▸ **Given task**
Copy each line of the records that holds the string "name".

[Start Given data]

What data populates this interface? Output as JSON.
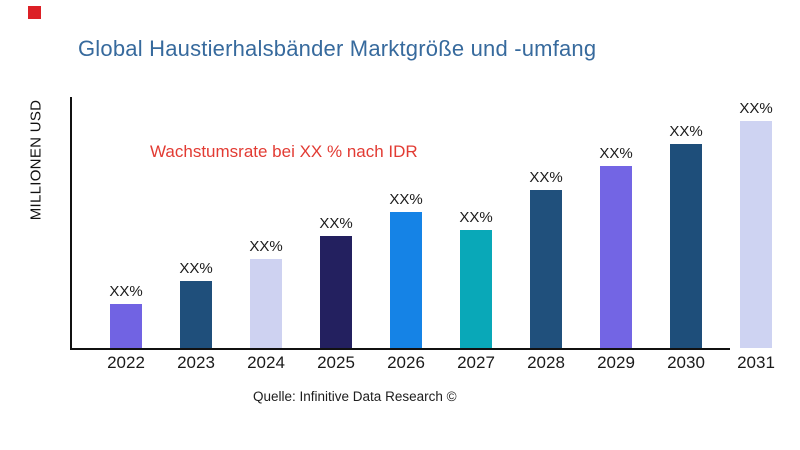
{
  "brand": {
    "mark_color": "#dc2026"
  },
  "chart_data": {
    "type": "bar",
    "title": "Global Haustierhalsbänder Marktgröße und -umfang",
    "title_color": "#376a9d",
    "ylabel": "MILLIONEN USD",
    "xlabel": "",
    "annotation": "Wachstumsrate bei XX % nach IDR",
    "annotation_color": "#e23b33",
    "source": "Quelle: Infinitive Data Research ©",
    "categories": [
      "2022",
      "2023",
      "2024",
      "2025",
      "2026",
      "2027",
      "2028",
      "2029",
      "2030",
      "2031"
    ],
    "values": [
      44,
      67,
      89,
      112,
      135,
      118,
      157,
      181,
      203,
      226
    ],
    "bar_labels": [
      "XX%",
      "XX%",
      "XX%",
      "XX%",
      "XX%",
      "XX%",
      "XX%",
      "XX%",
      "XX%",
      "XX%"
    ],
    "bar_colors": [
      "#7163e3",
      "#1f4f7b",
      "#ced2f1",
      "#23205f",
      "#1583e6",
      "#09a8b8",
      "#20507c",
      "#7365e4",
      "#1e4e7a",
      "#ced3f2"
    ],
    "ylim": [
      0,
      250
    ],
    "grid": false,
    "legend": false
  }
}
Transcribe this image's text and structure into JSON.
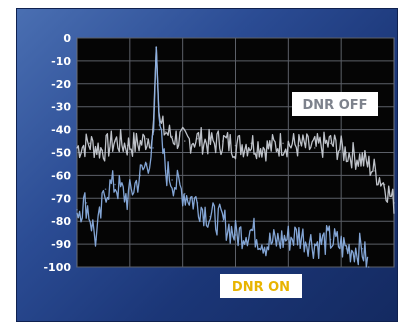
{
  "chart_data": {
    "type": "line",
    "title": "",
    "xlabel": "",
    "ylabel": "",
    "ylim": [
      -100,
      0
    ],
    "yticks": [
      "0",
      "-10",
      "-20",
      "-30",
      "-40",
      "-50",
      "-60",
      "-70",
      "-80",
      "-90",
      "-100"
    ],
    "grid": true,
    "x_range": [
      0,
      1
    ],
    "series": [
      {
        "name": "DNR OFF",
        "color": "#c8ccd4",
        "x": [
          0.0,
          0.04,
          0.08,
          0.12,
          0.16,
          0.2,
          0.22,
          0.24,
          0.25,
          0.26,
          0.28,
          0.3,
          0.34,
          0.38,
          0.42,
          0.46,
          0.5,
          0.55,
          0.6,
          0.65,
          0.7,
          0.75,
          0.8,
          0.85,
          0.9,
          0.94,
          0.97,
          1.0
        ],
        "values": [
          -48,
          -46,
          -49,
          -45,
          -47,
          -46,
          -44,
          -42,
          -4,
          -38,
          -41,
          -43,
          -45,
          -44,
          -46,
          -45,
          -47,
          -46,
          -48,
          -46,
          -47,
          -48,
          -46,
          -50,
          -53,
          -58,
          -64,
          -72
        ]
      },
      {
        "name": "DNR ON",
        "color": "#8aaee0",
        "x": [
          0.0,
          0.03,
          0.06,
          0.09,
          0.12,
          0.16,
          0.2,
          0.22,
          0.24,
          0.25,
          0.26,
          0.28,
          0.3,
          0.34,
          0.38,
          0.42,
          0.46,
          0.5,
          0.55,
          0.6,
          0.65,
          0.7,
          0.75,
          0.8,
          0.85,
          0.9,
          0.92
        ],
        "values": [
          -75,
          -72,
          -88,
          -66,
          -64,
          -70,
          -60,
          -55,
          -48,
          -4,
          -40,
          -58,
          -62,
          -68,
          -72,
          -78,
          -80,
          -86,
          -84,
          -90,
          -88,
          -86,
          -90,
          -88,
          -92,
          -92,
          -100
        ]
      }
    ]
  }
}
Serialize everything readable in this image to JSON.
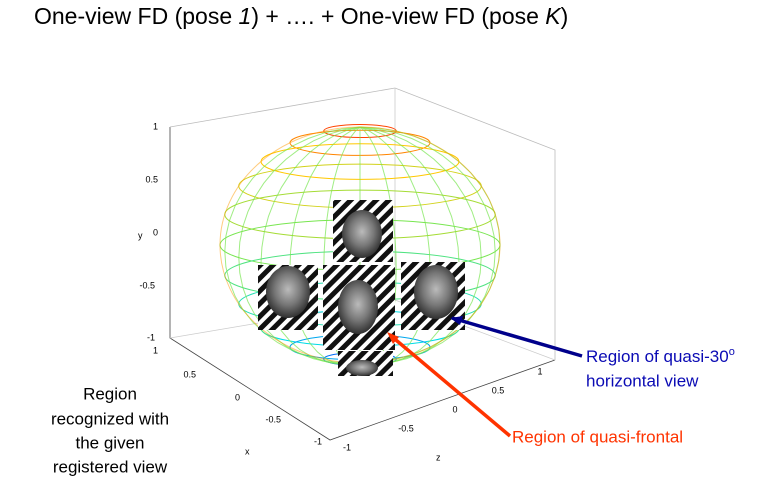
{
  "title": {
    "parts": [
      "One-view FD (pose ",
      "1",
      ") + …. + One-view FD (pose ",
      "K",
      ")"
    ]
  },
  "axes": {
    "y": {
      "label": "y",
      "ticks": [
        "1",
        "0.5",
        "0",
        "-0.5",
        "-1"
      ]
    },
    "x": {
      "label": "x",
      "ticks": [
        "1",
        "0.5",
        "0",
        "-0.5",
        "-1"
      ]
    },
    "z": {
      "label": "z",
      "ticks": [
        "-1",
        "-0.5",
        "0",
        "0.5",
        "1"
      ]
    }
  },
  "annotations": {
    "quasi_30": {
      "lines": [
        "Region of quasi-30",
        "horizontal view"
      ],
      "superscript": "o"
    },
    "quasi_frontal": {
      "text": "Region of quasi-frontal"
    },
    "recognized": {
      "lines": [
        "Region",
        "recognized with",
        "the given",
        "registered view"
      ]
    }
  }
}
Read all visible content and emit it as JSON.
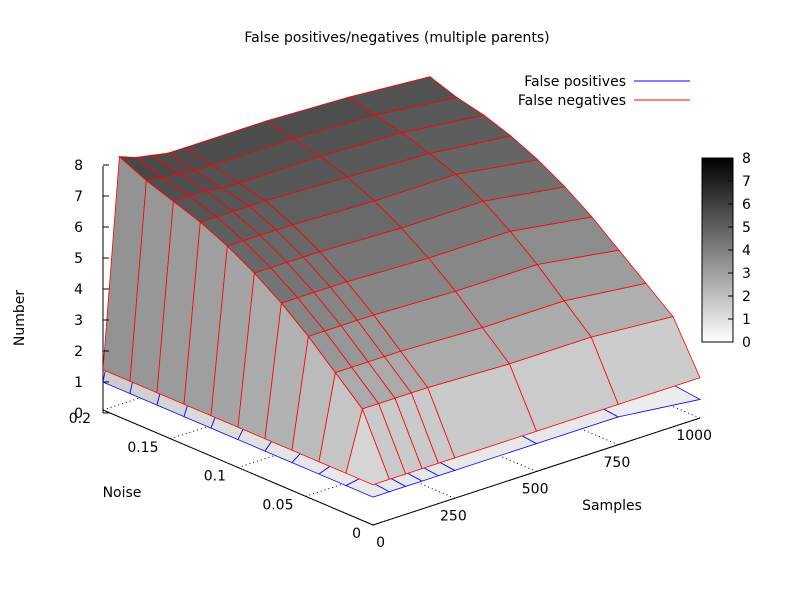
{
  "chart_data": {
    "type": "surface",
    "title": "False positives/negatives (multiple parents)",
    "xlabel": "Samples",
    "ylabel": "Noise",
    "zlabel": "Number",
    "xlim": [
      0,
      1000
    ],
    "ylim": [
      0,
      0.2
    ],
    "zlim": [
      0,
      8
    ],
    "x_ticks": [
      "0",
      "250",
      "500",
      "750",
      "1000"
    ],
    "y_ticks": [
      "0",
      "0.05",
      "0.1",
      "0.15",
      "0.2"
    ],
    "z_ticks": [
      "0",
      "1",
      "2",
      "3",
      "4",
      "5",
      "6",
      "7",
      "8"
    ],
    "colorbox_ticks": [
      "0",
      "1",
      "2",
      "3",
      "4",
      "5",
      "6",
      "7",
      "8"
    ],
    "colorbox": "grayscale, right side",
    "legend_position": "top-right",
    "samples": [
      0,
      50,
      100,
      150,
      200,
      250,
      500,
      750,
      1000
    ],
    "noise": [
      0,
      0.02,
      0.04,
      0.06,
      0.08,
      0.1,
      0.12,
      0.14,
      0.16,
      0.18,
      0.2
    ],
    "series": [
      {
        "name": "False positives",
        "color": "#0000ff",
        "values": [
          [
            0.9,
            0.9,
            0.9,
            0.9,
            0.9,
            0.9,
            0.9,
            0.9,
            0.9,
            0.9,
            0.9
          ],
          [
            0.9,
            1.0,
            1.1,
            1.3,
            1.5,
            1.8,
            2.1,
            2.4,
            2.8,
            3.2,
            3.5
          ],
          [
            0.9,
            1.0,
            1.1,
            1.3,
            1.5,
            1.8,
            2.1,
            2.4,
            2.8,
            3.2,
            3.4
          ],
          [
            0.9,
            1.0,
            1.1,
            1.3,
            1.5,
            1.8,
            2.1,
            2.4,
            2.8,
            3.1,
            3.3
          ],
          [
            0.9,
            1.0,
            1.1,
            1.3,
            1.5,
            1.8,
            2.1,
            2.4,
            2.7,
            3.1,
            3.3
          ],
          [
            0.9,
            1.0,
            1.1,
            1.3,
            1.5,
            1.8,
            2.1,
            2.4,
            2.7,
            3.0,
            3.3
          ],
          [
            0.9,
            1.0,
            1.1,
            1.3,
            1.5,
            1.8,
            2.1,
            2.4,
            2.7,
            3.0,
            3.2
          ],
          [
            0.9,
            1.0,
            1.1,
            1.3,
            1.5,
            1.8,
            2.0,
            2.3,
            2.6,
            2.9,
            3.1
          ],
          [
            0.6,
            0.7,
            0.8,
            0.9,
            1.1,
            1.3,
            1.6,
            1.9,
            2.1,
            2.4,
            2.6
          ]
        ]
      },
      {
        "name": "False negatives",
        "color": "#ff0000",
        "values": [
          [
            1.3,
            1.3,
            1.3,
            1.3,
            1.3,
            1.3,
            1.3,
            1.3,
            1.3,
            1.3,
            1.3
          ],
          [
            1.3,
            3.2,
            4.0,
            4.8,
            5.5,
            6.1,
            6.6,
            7.0,
            7.3,
            7.6,
            8.0
          ],
          [
            1.3,
            3.2,
            4.0,
            4.8,
            5.5,
            6.1,
            6.6,
            7.0,
            7.3,
            7.5,
            7.8
          ],
          [
            1.3,
            3.2,
            4.0,
            4.8,
            5.5,
            6.1,
            6.6,
            7.0,
            7.3,
            7.5,
            7.7
          ],
          [
            1.3,
            3.2,
            4.0,
            4.8,
            5.5,
            6.1,
            6.6,
            7.0,
            7.2,
            7.4,
            7.6
          ],
          [
            1.3,
            3.2,
            4.0,
            4.8,
            5.5,
            6.1,
            6.6,
            7.0,
            7.2,
            7.4,
            7.6
          ],
          [
            1.3,
            3.1,
            3.9,
            4.7,
            5.4,
            6.0,
            6.5,
            6.9,
            7.2,
            7.4,
            7.6
          ],
          [
            1.3,
            3.1,
            3.9,
            4.7,
            5.4,
            6.0,
            6.5,
            6.8,
            7.1,
            7.3,
            7.5
          ],
          [
            1.3,
            2.9,
            3.6,
            4.3,
            5.0,
            5.6,
            6.1,
            6.5,
            6.8,
            7.0,
            7.3
          ]
        ]
      }
    ]
  }
}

[End Given data]

▸ **Answer to this task**
        "name": "DNR OFF",
        "name": "DNR ON",
        "name": "False positives",
        "name": "False negatives",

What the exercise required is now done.